§ **DIRECTIVE**:
Set out every line of the listing below as a numbered list, omitting any blank lines.

§ **DATASET CONTENT**:
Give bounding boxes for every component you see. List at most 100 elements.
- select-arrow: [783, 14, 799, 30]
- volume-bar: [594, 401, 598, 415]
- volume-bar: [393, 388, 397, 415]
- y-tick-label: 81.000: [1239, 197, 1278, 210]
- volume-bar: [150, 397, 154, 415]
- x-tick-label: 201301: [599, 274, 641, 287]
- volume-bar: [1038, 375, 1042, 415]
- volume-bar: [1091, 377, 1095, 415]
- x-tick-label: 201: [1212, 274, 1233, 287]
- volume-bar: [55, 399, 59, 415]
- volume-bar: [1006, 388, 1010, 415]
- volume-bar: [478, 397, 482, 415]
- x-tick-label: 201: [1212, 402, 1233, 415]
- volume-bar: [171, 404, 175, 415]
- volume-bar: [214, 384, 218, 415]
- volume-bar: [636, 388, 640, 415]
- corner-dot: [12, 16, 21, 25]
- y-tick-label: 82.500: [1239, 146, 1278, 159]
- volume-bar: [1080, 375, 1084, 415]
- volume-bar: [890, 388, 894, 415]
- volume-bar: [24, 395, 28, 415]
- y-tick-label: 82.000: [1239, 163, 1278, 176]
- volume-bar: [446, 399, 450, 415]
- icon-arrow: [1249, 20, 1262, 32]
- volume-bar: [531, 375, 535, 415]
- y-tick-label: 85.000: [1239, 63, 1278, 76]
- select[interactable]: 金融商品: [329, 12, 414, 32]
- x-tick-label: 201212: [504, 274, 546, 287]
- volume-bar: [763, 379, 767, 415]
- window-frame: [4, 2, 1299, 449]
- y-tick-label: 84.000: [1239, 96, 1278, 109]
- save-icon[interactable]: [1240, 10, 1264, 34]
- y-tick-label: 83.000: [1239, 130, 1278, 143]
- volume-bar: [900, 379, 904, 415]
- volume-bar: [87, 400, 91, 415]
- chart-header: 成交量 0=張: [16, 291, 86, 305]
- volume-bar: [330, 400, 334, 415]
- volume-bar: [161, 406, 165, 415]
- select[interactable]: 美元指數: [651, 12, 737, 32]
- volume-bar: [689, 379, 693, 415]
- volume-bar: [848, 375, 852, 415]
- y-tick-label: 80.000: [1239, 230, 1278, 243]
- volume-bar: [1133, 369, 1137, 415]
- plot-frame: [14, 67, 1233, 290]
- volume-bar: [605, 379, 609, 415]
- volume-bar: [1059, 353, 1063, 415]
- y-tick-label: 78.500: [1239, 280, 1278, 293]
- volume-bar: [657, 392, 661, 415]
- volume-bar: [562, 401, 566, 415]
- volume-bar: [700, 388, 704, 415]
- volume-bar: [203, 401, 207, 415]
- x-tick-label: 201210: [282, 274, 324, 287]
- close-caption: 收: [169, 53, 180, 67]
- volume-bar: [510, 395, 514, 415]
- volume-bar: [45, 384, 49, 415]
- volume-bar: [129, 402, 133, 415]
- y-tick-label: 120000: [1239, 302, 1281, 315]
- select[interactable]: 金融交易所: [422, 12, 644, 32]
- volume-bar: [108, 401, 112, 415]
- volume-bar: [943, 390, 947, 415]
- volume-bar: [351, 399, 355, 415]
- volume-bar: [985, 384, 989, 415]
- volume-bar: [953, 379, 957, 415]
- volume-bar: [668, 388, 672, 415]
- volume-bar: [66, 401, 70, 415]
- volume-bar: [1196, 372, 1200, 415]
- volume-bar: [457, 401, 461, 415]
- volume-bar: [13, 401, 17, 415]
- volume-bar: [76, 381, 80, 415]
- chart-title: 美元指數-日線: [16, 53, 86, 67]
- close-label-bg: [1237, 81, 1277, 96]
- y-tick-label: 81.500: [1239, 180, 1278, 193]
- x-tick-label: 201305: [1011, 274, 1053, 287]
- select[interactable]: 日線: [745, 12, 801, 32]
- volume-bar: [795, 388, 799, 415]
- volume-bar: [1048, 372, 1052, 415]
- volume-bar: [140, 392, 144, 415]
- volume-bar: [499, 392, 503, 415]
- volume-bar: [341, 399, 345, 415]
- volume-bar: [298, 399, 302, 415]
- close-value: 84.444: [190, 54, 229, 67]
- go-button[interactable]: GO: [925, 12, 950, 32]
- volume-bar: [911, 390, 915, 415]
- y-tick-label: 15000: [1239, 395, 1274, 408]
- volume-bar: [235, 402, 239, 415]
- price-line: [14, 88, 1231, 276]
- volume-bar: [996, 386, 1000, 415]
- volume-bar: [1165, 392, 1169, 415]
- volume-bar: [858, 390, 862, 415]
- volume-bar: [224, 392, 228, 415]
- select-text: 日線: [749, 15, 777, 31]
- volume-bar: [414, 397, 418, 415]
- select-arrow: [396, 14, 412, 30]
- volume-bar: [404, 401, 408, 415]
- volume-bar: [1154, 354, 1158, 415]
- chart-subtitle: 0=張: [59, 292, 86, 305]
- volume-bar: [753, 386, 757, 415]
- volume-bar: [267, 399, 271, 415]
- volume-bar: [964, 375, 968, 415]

§ **TASK RESPONSE**:
1. Give bounding boxes for every component you see. List at most 100 elements.
2. - select-arrow: [783, 14, 799, 30]
3. - volume-bar: [594, 401, 598, 415]
4. - volume-bar: [393, 388, 397, 415]
5. - y-tick-label: 81.000: [1239, 197, 1278, 210]
6. - volume-bar: [150, 397, 154, 415]
7. - x-tick-label: 201301: [599, 274, 641, 287]
8. - volume-bar: [1038, 375, 1042, 415]
9. - volume-bar: [1091, 377, 1095, 415]
10. - x-tick-label: 201: [1212, 274, 1233, 287]
11. - volume-bar: [55, 399, 59, 415]
12. - volume-bar: [1006, 388, 1010, 415]
13. - volume-bar: [478, 397, 482, 415]
14. - x-tick-label: 201: [1212, 402, 1233, 415]
15. - volume-bar: [171, 404, 175, 415]
16. - volume-bar: [214, 384, 218, 415]
17. - volume-bar: [636, 388, 640, 415]
18. - corner-dot: [12, 16, 21, 25]
19. - y-tick-label: 82.500: [1239, 146, 1278, 159]
20. - volume-bar: [1080, 375, 1084, 415]
21. - volume-bar: [890, 388, 894, 415]
22. - volume-bar: [24, 395, 28, 415]
23. - y-tick-label: 82.000: [1239, 163, 1278, 176]
24. - volume-bar: [446, 399, 450, 415]
25. - icon-arrow: [1249, 20, 1262, 32]
26. - volume-bar: [531, 375, 535, 415]
27. - y-tick-label: 85.000: [1239, 63, 1278, 76]
28. - select[interactable]: 金融商品: [329, 12, 414, 32]
29. - x-tick-label: 201212: [504, 274, 546, 287]
30. - volume-bar: [763, 379, 767, 415]
31. - window-frame: [4, 2, 1299, 449]
32. - y-tick-label: 84.000: [1239, 96, 1278, 109]
33. - save-icon[interactable]: [1240, 10, 1264, 34]
34. - y-tick-label: 83.000: [1239, 130, 1278, 143]
35. - volume-bar: [900, 379, 904, 415]
36. - volume-bar: [87, 400, 91, 415]
37. - chart-header: 成交量 0=張: [16, 291, 86, 305]
38. - volume-bar: [330, 400, 334, 415]
39. - volume-bar: [161, 406, 165, 415]
40. - select[interactable]: 美元指數: [651, 12, 737, 32]
41. - volume-bar: [689, 379, 693, 415]
42. - volume-bar: [848, 375, 852, 415]
43. - y-tick-label: 80.000: [1239, 230, 1278, 243]
44. - volume-bar: [1133, 369, 1137, 415]
45. - plot-frame: [14, 67, 1233, 290]
46. - volume-bar: [605, 379, 609, 415]
47. - volume-bar: [1059, 353, 1063, 415]
48. - y-tick-label: 78.500: [1239, 280, 1278, 293]
49. - volume-bar: [657, 392, 661, 415]
50. - volume-bar: [562, 401, 566, 415]
51. - volume-bar: [700, 388, 704, 415]
52. - volume-bar: [203, 401, 207, 415]
53. - x-tick-label: 201210: [282, 274, 324, 287]
54. - close-caption: 收: [169, 53, 180, 67]
55. - volume-bar: [510, 395, 514, 415]
56. - volume-bar: [45, 384, 49, 415]
57. - volume-bar: [129, 402, 133, 415]
58. - y-tick-label: 120000: [1239, 302, 1281, 315]
59. - select[interactable]: 金融交易所: [422, 12, 644, 32]
60. - volume-bar: [108, 401, 112, 415]
61. - volume-bar: [943, 390, 947, 415]
62. - volume-bar: [351, 399, 355, 415]
63. - volume-bar: [985, 384, 989, 415]
64. - volume-bar: [953, 379, 957, 415]
65. - volume-bar: [668, 388, 672, 415]
66. - volume-bar: [66, 401, 70, 415]
67. - volume-bar: [1196, 372, 1200, 415]
68. - volume-bar: [457, 401, 461, 415]
69. - volume-bar: [13, 401, 17, 415]
70. - volume-bar: [76, 381, 80, 415]
71. - chart-title: 美元指數-日線: [16, 53, 86, 67]
72. - close-label-bg: [1237, 81, 1277, 96]
73. - y-tick-label: 81.500: [1239, 180, 1278, 193]
74. - x-tick-label: 201305: [1011, 274, 1053, 287]
75. - select[interactable]: 日線: [745, 12, 801, 32]
76. - volume-bar: [795, 388, 799, 415]
77. - volume-bar: [1048, 372, 1052, 415]
78. - volume-bar: [140, 392, 144, 415]
79. - volume-bar: [499, 392, 503, 415]
80. - volume-bar: [341, 399, 345, 415]
81. - volume-bar: [298, 399, 302, 415]
82. - close-value: 84.444: [190, 54, 229, 67]
83. - go-button[interactable]: GO: [925, 12, 950, 32]
84. - volume-bar: [911, 390, 915, 415]
85. - y-tick-label: 15000: [1239, 395, 1274, 408]
86. - volume-bar: [235, 402, 239, 415]
87. - price-line: [14, 88, 1231, 276]
88. - volume-bar: [996, 386, 1000, 415]
89. - volume-bar: [1165, 392, 1169, 415]
90. - volume-bar: [858, 390, 862, 415]
91. - volume-bar: [224, 392, 228, 415]
92. - select-text: 日線: [749, 15, 777, 31]
93. - volume-bar: [414, 397, 418, 415]
94. - select-arrow: [396, 14, 412, 30]
95. - volume-bar: [404, 401, 408, 415]
96. - volume-bar: [1154, 354, 1158, 415]
97. - chart-subtitle: 0=張: [59, 292, 86, 305]
98. - volume-bar: [753, 386, 757, 415]
99. - volume-bar: [267, 399, 271, 415]
100. - volume-bar: [964, 375, 968, 415]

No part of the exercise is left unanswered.